▶ _Stated goal_: Copy every line from the data below in which the string "JavaWeb" can be found.

▶ _Dataset records_:
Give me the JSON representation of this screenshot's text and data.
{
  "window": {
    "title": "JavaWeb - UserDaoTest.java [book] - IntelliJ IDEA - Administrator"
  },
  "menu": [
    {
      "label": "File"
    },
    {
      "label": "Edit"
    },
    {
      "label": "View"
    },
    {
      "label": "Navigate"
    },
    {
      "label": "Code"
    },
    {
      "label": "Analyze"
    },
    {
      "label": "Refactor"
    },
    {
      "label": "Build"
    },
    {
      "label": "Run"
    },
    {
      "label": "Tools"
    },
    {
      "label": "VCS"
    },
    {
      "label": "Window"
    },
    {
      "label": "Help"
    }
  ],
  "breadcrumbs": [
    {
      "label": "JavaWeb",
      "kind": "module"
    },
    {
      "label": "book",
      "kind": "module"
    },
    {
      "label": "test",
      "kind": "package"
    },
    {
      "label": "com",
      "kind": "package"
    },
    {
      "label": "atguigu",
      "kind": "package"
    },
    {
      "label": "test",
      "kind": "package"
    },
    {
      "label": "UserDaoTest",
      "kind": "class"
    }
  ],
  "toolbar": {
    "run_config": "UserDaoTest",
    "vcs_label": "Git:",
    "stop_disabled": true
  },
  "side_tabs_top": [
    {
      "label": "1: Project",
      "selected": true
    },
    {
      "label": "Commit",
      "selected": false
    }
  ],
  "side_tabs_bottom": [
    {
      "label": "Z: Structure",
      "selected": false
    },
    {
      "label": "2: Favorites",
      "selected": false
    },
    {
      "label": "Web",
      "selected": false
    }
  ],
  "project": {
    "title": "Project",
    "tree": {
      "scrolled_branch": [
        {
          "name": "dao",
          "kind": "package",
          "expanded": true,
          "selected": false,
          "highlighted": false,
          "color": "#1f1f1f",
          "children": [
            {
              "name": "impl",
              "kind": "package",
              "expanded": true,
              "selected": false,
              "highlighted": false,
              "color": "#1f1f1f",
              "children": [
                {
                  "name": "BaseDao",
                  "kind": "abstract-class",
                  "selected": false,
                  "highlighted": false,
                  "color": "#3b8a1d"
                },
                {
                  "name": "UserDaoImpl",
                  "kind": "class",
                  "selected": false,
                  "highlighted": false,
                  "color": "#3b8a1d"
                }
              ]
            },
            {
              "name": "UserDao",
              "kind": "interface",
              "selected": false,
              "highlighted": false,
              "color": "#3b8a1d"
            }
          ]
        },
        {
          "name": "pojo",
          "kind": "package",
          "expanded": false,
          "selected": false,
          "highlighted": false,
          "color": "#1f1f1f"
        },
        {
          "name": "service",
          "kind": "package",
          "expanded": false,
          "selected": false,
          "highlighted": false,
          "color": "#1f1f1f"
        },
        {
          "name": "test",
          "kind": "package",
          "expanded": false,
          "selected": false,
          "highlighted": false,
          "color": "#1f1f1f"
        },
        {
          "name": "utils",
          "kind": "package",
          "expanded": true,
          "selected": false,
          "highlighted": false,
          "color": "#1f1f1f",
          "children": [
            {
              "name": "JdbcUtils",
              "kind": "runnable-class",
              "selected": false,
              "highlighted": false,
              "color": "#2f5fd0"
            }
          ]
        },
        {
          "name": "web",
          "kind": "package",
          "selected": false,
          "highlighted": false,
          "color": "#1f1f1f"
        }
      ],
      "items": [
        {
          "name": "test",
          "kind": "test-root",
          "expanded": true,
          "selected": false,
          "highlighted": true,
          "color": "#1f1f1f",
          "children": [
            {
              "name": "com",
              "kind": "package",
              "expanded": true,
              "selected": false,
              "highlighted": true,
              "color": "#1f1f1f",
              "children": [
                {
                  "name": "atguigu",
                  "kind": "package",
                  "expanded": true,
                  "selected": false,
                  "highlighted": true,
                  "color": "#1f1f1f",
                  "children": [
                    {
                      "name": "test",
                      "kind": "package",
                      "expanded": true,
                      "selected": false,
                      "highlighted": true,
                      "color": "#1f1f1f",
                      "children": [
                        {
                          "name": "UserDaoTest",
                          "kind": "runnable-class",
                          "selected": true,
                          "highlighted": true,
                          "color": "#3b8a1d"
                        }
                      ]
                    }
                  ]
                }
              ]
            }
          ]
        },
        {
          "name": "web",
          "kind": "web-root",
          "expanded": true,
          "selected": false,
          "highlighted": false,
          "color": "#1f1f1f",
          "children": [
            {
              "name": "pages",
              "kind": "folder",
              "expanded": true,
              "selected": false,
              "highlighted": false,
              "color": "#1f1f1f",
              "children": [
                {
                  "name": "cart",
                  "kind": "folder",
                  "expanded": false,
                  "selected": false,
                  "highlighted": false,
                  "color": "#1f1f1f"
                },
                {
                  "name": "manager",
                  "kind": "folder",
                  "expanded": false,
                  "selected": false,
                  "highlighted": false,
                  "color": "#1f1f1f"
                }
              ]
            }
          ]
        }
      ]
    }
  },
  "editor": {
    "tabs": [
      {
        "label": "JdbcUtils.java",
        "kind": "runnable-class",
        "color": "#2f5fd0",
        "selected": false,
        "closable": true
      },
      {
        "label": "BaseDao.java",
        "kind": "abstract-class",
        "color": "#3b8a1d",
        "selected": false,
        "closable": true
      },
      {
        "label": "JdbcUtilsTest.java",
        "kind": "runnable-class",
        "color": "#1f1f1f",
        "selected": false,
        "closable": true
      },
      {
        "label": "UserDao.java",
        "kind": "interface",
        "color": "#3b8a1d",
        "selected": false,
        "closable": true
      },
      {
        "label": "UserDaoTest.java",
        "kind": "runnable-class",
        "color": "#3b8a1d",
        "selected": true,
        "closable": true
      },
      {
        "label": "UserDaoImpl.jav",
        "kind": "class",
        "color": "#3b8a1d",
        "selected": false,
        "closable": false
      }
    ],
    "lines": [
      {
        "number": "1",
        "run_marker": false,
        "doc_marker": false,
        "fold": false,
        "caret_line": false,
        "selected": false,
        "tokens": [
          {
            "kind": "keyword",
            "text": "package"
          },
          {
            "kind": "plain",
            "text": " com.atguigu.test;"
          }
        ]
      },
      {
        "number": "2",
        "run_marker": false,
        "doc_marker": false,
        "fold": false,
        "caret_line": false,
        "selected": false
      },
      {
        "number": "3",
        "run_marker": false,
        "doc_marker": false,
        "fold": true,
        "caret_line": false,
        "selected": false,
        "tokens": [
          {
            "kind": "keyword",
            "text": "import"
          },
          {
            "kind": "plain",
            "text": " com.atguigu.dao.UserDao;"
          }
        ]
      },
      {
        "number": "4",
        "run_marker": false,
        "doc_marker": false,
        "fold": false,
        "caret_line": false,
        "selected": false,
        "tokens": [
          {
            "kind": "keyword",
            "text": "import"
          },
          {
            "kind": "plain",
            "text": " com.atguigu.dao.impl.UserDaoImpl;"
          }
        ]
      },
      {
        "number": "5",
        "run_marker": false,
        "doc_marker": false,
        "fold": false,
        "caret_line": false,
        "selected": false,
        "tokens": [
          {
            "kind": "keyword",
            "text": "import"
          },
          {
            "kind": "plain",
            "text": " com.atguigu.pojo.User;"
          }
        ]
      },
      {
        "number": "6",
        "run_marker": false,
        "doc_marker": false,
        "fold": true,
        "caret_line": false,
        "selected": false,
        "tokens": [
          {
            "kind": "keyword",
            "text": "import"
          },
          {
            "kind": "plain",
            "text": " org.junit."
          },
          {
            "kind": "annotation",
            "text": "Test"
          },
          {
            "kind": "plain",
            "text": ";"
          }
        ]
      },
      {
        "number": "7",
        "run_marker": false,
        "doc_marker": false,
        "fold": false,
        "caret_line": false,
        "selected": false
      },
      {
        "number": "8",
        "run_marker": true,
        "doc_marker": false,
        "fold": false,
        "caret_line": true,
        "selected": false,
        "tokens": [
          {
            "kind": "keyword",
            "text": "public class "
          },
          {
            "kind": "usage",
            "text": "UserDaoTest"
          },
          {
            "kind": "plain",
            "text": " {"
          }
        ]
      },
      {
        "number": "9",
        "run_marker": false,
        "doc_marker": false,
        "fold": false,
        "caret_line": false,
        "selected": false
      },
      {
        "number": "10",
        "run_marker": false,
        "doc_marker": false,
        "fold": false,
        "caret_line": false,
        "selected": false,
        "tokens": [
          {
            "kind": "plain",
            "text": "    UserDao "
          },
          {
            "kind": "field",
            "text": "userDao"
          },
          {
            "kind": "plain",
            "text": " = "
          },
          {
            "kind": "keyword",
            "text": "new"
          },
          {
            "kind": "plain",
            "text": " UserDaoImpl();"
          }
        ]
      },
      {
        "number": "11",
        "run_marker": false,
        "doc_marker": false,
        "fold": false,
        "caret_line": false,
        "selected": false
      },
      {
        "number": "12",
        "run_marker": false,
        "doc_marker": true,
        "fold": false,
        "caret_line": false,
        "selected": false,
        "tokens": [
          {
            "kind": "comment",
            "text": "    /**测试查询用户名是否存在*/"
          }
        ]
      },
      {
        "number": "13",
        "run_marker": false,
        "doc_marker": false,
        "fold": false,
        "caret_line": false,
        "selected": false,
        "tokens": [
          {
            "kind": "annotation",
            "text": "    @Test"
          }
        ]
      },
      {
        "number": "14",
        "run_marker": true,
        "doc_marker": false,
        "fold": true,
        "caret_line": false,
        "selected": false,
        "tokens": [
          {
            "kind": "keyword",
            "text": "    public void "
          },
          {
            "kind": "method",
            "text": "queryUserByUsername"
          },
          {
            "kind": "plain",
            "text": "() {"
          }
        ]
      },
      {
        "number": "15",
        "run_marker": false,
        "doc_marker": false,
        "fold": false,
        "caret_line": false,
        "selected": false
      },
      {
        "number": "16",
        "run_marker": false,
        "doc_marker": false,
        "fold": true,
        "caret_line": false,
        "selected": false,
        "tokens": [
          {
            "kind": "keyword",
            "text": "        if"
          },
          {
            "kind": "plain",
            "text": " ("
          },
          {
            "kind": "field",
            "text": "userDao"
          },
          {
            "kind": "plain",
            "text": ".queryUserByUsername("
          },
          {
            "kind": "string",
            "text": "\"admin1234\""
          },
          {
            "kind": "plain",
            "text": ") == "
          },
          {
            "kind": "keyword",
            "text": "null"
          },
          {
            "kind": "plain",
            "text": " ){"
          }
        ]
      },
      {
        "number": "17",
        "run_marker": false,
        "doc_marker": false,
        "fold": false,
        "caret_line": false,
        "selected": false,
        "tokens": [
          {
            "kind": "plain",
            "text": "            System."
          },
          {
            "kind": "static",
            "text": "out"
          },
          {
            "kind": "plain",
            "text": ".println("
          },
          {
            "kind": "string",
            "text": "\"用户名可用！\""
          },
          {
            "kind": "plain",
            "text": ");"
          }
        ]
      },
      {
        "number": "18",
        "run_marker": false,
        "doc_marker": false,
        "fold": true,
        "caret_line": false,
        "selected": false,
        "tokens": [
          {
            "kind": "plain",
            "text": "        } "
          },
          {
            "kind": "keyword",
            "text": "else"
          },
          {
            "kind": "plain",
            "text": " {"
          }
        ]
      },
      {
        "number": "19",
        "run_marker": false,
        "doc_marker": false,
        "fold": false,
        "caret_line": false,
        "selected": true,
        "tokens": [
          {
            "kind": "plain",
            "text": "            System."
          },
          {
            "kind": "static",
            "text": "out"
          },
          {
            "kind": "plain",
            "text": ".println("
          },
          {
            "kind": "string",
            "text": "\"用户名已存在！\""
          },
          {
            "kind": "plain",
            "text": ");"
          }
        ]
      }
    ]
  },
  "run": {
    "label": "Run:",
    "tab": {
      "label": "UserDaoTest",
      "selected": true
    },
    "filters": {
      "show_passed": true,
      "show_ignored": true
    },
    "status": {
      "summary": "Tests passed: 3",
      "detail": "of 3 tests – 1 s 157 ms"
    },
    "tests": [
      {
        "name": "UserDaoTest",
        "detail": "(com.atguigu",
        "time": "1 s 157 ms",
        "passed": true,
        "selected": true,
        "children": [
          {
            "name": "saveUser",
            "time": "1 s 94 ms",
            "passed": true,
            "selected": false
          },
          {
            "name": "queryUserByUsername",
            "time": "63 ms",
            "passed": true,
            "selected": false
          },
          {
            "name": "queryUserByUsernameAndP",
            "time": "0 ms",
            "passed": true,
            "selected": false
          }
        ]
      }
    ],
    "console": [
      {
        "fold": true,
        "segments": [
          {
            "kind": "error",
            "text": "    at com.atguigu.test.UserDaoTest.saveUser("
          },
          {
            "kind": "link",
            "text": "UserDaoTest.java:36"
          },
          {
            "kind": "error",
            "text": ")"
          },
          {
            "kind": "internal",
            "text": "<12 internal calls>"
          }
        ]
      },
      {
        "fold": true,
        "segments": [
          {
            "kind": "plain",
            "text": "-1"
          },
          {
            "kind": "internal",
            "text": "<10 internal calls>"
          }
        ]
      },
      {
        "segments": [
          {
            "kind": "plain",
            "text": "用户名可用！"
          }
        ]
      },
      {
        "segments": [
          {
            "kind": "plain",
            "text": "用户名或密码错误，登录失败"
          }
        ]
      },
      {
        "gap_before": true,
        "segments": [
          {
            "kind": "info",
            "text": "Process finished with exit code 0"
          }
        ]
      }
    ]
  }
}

▶ _Result_:
    "title": "JavaWeb - UserDaoTest.java [book] - IntelliJ IDEA - Administrator"
      "label": "JavaWeb",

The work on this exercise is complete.